Data entries:

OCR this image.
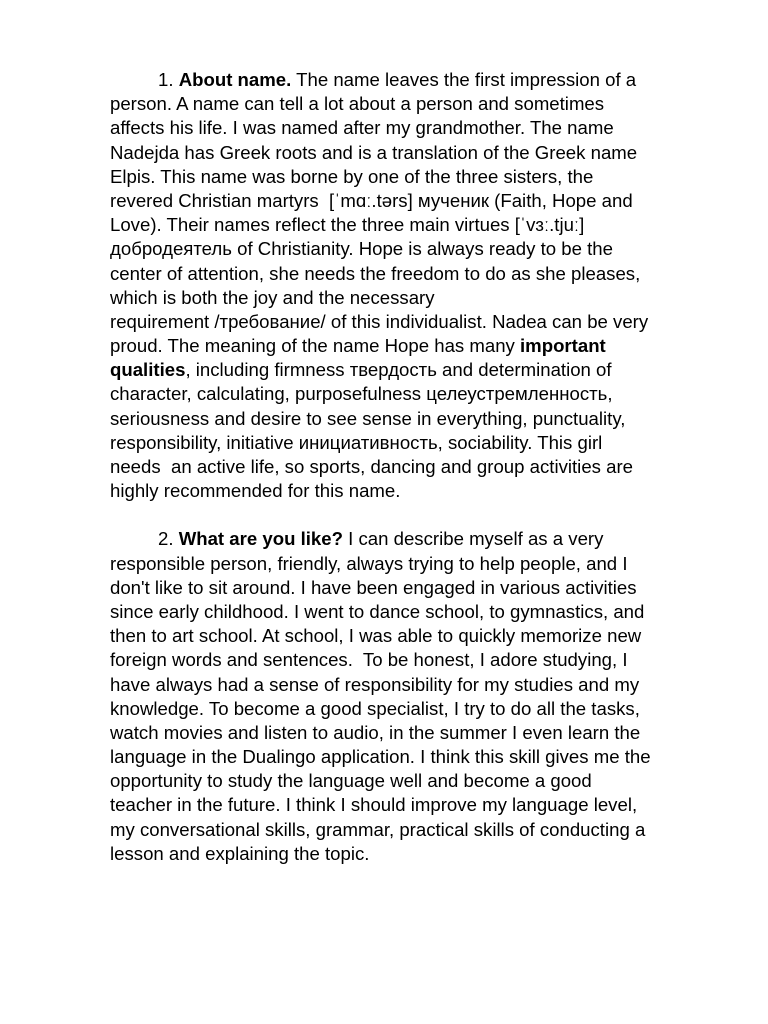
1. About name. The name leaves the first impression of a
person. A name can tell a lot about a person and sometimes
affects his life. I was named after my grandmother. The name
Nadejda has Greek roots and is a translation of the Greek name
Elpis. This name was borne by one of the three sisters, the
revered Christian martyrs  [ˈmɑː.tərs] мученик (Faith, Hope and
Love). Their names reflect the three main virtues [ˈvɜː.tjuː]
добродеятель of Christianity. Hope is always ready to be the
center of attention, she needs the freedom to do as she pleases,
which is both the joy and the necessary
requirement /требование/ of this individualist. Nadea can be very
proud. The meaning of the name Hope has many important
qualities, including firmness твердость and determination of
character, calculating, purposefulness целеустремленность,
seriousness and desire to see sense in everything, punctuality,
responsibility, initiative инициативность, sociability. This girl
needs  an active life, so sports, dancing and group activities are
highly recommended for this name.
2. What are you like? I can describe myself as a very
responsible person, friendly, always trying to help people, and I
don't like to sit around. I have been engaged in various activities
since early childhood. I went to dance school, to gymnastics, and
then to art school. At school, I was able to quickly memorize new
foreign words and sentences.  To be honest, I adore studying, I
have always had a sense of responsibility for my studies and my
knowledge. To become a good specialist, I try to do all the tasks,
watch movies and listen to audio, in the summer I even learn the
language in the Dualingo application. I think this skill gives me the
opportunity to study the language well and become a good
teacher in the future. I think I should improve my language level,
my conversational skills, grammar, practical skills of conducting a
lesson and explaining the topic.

...

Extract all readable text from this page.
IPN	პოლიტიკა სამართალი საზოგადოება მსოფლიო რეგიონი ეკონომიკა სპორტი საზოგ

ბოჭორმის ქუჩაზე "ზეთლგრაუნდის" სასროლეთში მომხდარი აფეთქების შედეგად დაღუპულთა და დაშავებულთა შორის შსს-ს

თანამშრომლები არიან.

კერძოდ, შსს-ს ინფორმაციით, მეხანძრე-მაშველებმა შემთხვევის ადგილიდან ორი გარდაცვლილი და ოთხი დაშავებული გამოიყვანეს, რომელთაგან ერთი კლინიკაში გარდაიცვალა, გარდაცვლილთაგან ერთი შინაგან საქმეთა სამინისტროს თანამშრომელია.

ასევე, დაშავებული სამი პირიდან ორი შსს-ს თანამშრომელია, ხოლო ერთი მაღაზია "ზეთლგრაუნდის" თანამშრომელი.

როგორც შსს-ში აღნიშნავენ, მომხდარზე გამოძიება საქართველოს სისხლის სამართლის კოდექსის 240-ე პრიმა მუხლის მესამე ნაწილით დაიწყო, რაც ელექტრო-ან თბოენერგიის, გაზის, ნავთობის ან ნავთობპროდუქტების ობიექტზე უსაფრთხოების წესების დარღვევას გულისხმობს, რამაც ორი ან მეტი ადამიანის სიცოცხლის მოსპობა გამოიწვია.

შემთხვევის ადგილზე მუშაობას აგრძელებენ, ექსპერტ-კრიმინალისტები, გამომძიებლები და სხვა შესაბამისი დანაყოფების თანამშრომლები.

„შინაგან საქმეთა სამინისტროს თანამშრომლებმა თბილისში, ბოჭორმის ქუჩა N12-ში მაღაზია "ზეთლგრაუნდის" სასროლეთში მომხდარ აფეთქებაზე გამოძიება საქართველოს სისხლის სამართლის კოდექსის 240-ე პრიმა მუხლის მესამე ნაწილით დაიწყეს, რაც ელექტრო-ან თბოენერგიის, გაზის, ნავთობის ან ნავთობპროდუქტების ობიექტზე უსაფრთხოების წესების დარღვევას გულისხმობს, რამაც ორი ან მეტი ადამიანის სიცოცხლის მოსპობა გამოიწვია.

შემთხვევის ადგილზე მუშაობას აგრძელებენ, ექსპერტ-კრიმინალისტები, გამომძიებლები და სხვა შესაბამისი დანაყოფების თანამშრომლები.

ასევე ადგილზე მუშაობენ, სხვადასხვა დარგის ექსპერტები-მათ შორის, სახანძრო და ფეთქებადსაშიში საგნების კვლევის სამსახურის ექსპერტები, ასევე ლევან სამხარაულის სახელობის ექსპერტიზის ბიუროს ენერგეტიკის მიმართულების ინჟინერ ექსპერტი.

#### [TASK TO CARRY OUT]
State how many lines of the records hold the string "მაღაზია", and nothing else.

#### [COMPLETE OUTPUT]
2